## [Problem details]
Reproduce each line exactly, including spacing and punctuation.

## [Provided records]
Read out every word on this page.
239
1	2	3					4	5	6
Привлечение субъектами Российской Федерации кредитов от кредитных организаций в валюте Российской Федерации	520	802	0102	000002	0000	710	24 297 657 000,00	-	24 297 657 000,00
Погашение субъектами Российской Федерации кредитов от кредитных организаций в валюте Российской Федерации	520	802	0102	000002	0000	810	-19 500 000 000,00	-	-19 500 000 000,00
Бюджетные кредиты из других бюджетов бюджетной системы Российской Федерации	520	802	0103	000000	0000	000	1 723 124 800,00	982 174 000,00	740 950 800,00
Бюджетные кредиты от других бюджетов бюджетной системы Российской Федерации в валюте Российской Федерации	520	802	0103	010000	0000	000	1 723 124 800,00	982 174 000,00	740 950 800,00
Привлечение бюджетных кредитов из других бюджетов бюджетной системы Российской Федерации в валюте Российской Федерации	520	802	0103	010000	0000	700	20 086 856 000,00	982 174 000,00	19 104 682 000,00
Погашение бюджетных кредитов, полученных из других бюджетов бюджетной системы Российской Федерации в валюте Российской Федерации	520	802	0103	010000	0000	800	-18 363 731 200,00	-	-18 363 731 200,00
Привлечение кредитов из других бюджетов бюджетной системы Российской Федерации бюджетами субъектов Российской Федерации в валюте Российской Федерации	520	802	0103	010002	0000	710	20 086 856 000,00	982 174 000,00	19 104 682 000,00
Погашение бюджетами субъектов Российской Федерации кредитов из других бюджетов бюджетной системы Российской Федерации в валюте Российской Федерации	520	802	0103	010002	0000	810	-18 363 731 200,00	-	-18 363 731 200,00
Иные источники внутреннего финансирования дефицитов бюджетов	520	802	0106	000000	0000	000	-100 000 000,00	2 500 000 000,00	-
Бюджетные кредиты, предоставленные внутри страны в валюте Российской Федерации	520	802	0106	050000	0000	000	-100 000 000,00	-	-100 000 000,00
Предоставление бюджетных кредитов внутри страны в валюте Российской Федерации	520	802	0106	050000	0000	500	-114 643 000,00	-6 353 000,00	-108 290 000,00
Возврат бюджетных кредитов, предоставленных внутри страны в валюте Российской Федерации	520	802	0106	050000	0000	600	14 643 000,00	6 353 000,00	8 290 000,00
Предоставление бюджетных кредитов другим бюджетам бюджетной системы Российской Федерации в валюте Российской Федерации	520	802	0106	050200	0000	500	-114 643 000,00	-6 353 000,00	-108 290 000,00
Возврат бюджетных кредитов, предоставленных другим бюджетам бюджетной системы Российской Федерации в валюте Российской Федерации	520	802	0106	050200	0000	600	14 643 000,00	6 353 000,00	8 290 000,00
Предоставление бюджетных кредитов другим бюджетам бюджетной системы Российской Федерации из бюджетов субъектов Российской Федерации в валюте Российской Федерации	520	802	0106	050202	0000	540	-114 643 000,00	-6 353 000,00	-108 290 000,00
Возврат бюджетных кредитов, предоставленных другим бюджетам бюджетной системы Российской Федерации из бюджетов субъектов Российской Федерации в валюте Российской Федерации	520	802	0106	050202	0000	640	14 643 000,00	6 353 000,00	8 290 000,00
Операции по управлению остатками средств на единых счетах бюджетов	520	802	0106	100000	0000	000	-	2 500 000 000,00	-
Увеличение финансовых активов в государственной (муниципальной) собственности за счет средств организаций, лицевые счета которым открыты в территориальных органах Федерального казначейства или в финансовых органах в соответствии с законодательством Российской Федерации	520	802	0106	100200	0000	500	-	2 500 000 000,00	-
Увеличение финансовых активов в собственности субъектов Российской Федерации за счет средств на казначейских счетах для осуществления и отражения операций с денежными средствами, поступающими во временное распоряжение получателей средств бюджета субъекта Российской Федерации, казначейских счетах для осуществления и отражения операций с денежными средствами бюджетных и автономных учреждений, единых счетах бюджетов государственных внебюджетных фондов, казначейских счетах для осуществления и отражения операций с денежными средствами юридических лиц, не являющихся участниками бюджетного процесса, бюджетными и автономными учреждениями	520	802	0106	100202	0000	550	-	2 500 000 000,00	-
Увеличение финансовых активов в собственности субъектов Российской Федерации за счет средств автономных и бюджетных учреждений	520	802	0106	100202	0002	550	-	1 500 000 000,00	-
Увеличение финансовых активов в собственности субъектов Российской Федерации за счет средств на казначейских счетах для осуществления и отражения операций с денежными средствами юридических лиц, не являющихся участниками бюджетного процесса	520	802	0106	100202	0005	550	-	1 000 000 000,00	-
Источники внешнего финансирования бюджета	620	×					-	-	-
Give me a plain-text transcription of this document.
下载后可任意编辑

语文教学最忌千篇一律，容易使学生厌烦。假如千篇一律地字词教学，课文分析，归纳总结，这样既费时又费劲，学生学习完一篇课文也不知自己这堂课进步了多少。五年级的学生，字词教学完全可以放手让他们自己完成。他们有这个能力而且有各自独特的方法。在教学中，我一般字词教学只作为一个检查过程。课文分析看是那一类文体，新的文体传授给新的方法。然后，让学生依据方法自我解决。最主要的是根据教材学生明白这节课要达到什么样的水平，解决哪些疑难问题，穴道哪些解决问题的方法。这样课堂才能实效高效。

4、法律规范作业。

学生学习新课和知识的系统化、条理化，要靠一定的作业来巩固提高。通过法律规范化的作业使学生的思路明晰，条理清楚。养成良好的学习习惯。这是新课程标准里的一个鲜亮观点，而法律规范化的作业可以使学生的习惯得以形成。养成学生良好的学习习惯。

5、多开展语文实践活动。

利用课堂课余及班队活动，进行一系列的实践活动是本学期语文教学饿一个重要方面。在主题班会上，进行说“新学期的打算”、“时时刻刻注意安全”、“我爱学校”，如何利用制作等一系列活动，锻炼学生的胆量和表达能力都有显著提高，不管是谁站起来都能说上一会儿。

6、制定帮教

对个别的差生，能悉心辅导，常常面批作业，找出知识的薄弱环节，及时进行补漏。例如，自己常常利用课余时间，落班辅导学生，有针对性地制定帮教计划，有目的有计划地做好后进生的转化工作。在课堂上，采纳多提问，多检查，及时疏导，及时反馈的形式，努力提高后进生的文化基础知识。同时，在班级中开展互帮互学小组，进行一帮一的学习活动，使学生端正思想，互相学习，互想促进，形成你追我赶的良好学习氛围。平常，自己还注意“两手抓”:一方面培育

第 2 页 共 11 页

## [Final result]
Read out every word on this page.
239
1	2	3					4	5	6
Привлечение субъектами Российской Федерации кредитов от кредитных организаций в валюте Российской Федерации	520	802	0102	000002	0000	710	24 297 657 000,00	-	24 297 657 000,00
Погашение субъектами Российской Федерации кредитов от кредитных организаций в валюте Российской Федерации	520	802	0102	000002	0000	810	-19 500 000 000,00	-	-19 500 000 000,00
Бюджетные кредиты из других бюджетов бюджетной системы Российской Федерации	520	802	0103	000000	0000	000	1 723 124 800,00	982 174 000,00	740 950 800,00
Бюджетные кредиты от других бюджетов бюджетной системы Российской Федерации в валюте Российской Федерации	520	802	0103	010000	0000	000	1 723 124 800,00	982 174 000,00	740 950 800,00
Привлечение бюджетных кредитов из других бюджетов бюджетной системы Российской Федерации в валюте Российской Федерации	520	802	0103	010000	0000	700	20 086 856 000,00	982 174 000,00	19 104 682 000,00
Погашение бюджетных кредитов, полученных из других бюджетов бюджетной системы Российской Федерации в валюте Российской Федерации	520	802	0103	010000	0000	800	-18 363 731 200,00	-	-18 363 731 200,00
Привлечение кредитов из других бюджетов бюджетной системы Российской Федерации бюджетами субъектов Российской Федерации в валюте Российской Федерации	520	802	0103	010002	0000	710	20 086 856 000,00	982 174 000,00	19 104 682 000,00
Погашение бюджетами субъектов Российской Федерации кредитов из других бюджетов бюджетной системы Российской Федерации в валюте Российской Федерации	520	802	0103	010002	0000	810	-18 363 731 200,00	-	-18 363 731 200,00
Иные источники внутреннего финансирования дефицитов бюджетов	520	802	0106	000000	0000	000	-100 000 000,00	2 500 000 000,00	-
Бюджетные кредиты, предоставленные внутри страны в валюте Российской Федерации	520	802	0106	050000	0000	000	-100 000 000,00	-	-100 000 000,00
Предоставление бюджетных кредитов внутри страны в валюте Российской Федерации	520	802	0106	050000	0000	500	-114 643 000,00	-6 353 000,00	-108 290 000,00
Возврат бюджетных кредитов, предоставленных внутри страны в валюте Российской Федерации	520	802	0106	050000	0000	600	14 643 000,00	6 353 000,00	8 290 000,00
Предоставление бюджетных кредитов другим бюджетам бюджетной системы Российской Федерации в валюте Российской Федерации	520	802	0106	050200	0000	500	-114 643 000,00	-6 353 000,00	-108 290 000,00
Возврат бюджетных кредитов, предоставленных другим бюджетам бюджетной системы Российской Федерации в валюте Российской Федерации	520	802	0106	050200	0000	600	14 643 000,00	6 353 000,00	8 290 000,00
Предоставление бюджетных кредитов другим бюджетам бюджетной системы Российской Федерации из бюджетов субъектов Российской Федерации в валюте Российской Федерации	520	802	0106	050202	0000	540	-114 643 000,00	-6 353 000,00	-108 290 000,00
Возврат бюджетных кредитов, предоставленных другим бюджетам бюджетной системы Российской Федерации из бюджетов субъектов Российской Федерации в валюте Российской Федерации	520	802	0106	050202	0000	640	14 643 000,00	6 353 000,00	8 290 000,00
Операции по управлению остатками средств на единых счетах бюджетов	520	802	0106	100000	0000	000	-	2 500 000 000,00	-
Увеличение финансовых активов в государственной (муниципальной) собственности за счет средств организаций, лицевые счета которым открыты в территориальных органах Федерального казначейства или в финансовых органах в соответствии с законодательством Российской Федерации	520	802	0106	100200	0000	500	-	2 500 000 000,00	-
Увеличение финансовых активов в собственности субъектов Российской Федерации за счет средств на казначейских счетах для осуществления и отражения операций с денежными средствами, поступающими во временное распоряжение получателей средств бюджета субъекта Российской Федерации, казначейских счетах для осуществления и отражения операций с денежными средствами бюджетных и автономных учреждений, единых счетах бюджетов государственных внебюджетных фондов, казначейских счетах для осуществления и отражения операций с денежными средствами юридических лиц, не являющихся участниками бюджетного процесса, бюджетными и автономными учреждениями	520	802	0106	100202	0000	550	-	2 500 000 000,00	-
Увеличение финансовых активов в собственности субъектов Российской Федерации за счет средств автономных и бюджетных учреждений	520	802	0106	100202	0002	550	-	1 500 000 000,00	-
Увеличение финансовых активов в собственности субъектов Российской Федерации за счет средств на казначейских счетах для осуществления и отражения операций с денежными средствами юридических лиц, не являющихся участниками бюджетного процесса	520	802	0106	100202	0005	550	-	1 000 000 000,00	-
Источники внешнего финансирования бюджета	620	×					-	-	-
Give me a plain-text transcription of this document.
下载后可任意编辑

语文教学最忌千篇一律，容易使学生厌烦。假如千篇一律地字词教学，课文分析，归纳总结，这样既费时又费劲，学生学习完一篇课文也不知自己这堂课进步了多少。五年级的学生，字词教学完全可以放手让他们自己完成。他们有这个能力而且有各自独特的方法。在教学中，我一般字词教学只作为一个检查过程。课文分析看是那一类文体，新的文体传授给新的方法。然后，让学生依据方法自我解决。最主要的是根据教材学生明白这节课要达到什么样的水平，解决哪些疑难问题，穴道哪些解决问题的方法。这样课堂才能实效高效。

4、法律规范作业。

学生学习新课和知识的系统化、条理化，要靠一定的作业来巩固提高。通过法律规范化的作业使学生的思路明晰，条理清楚。养成良好的学习习惯。这是新课程标准里的一个鲜亮观点，而法律规范化的作业可以使学生的习惯得以形成。养成学生良好的学习习惯。

5、多开展语文实践活动。

利用课堂课余及班队活动，进行一系列的实践活动是本学期语文教学饿一个重要方面。在主题班会上，进行说“新学期的打算”、“时时刻刻注意安全”、“我爱学校”，如何利用制作等一系列活动，锻炼学生的胆量和表达能力都有显著提高，不管是谁站起来都能说上一会儿。

6、制定帮教

对个别的差生，能悉心辅导，常常面批作业，找出知识的薄弱环节，及时进行补漏。例如，自己常常利用课余时间，落班辅导学生，有针对性地制定帮教计划，有目的有计划地做好后进生的转化工作。在课堂上，采纳多提问，多检查，及时疏导，及时反馈的形式，努力提高后进生的文化基础知识。同时，在班级中开展互帮互学小组，进行一帮一的学习活动，使学生端正思想，互相学习，互想促进，形成你追我赶的良好学习氛围。平常，自己还注意“两手抓”:一方面培育

第 2 页 共 11 页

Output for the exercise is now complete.